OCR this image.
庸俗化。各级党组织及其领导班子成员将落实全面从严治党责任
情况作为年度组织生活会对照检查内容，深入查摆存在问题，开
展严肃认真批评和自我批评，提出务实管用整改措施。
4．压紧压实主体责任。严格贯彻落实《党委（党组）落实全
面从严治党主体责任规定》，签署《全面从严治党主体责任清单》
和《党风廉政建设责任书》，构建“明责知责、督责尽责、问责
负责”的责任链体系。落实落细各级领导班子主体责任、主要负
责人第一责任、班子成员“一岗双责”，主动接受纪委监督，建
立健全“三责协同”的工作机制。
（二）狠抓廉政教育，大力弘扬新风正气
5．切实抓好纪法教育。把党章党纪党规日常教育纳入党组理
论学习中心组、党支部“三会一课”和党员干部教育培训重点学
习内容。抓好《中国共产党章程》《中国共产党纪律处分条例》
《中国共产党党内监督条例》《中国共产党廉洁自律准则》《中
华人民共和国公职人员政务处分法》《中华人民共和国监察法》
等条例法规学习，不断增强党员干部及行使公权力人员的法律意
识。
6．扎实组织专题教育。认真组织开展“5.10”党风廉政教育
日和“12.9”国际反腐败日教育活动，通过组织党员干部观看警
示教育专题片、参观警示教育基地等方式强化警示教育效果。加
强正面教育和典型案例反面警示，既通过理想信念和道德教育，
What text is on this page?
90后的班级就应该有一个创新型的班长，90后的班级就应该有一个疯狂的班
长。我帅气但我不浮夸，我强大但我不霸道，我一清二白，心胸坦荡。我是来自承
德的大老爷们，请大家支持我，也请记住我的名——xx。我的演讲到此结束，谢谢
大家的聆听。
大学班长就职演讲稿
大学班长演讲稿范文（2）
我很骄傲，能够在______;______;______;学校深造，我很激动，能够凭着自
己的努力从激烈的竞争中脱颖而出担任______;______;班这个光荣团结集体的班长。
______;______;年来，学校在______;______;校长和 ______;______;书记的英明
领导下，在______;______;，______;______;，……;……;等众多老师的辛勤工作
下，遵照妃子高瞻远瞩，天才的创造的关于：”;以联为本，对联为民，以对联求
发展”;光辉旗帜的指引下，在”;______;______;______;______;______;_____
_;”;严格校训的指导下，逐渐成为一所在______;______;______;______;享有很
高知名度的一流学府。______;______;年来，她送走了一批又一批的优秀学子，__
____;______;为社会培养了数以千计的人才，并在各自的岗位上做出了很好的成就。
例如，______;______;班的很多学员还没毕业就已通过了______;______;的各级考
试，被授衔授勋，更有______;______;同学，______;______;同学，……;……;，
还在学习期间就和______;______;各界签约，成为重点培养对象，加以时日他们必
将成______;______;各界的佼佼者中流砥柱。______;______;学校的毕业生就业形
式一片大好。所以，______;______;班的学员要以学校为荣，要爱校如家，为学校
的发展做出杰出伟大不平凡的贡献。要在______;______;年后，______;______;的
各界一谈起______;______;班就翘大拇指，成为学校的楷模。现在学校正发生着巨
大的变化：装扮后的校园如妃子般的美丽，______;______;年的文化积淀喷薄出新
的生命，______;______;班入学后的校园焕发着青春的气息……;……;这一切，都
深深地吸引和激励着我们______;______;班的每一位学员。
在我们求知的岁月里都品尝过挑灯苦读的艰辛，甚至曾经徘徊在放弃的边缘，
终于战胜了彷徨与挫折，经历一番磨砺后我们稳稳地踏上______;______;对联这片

> **Stated exercise**:
Output nothing but the number of lines in the data containing the string "this".

> **Response to the exercise**:
2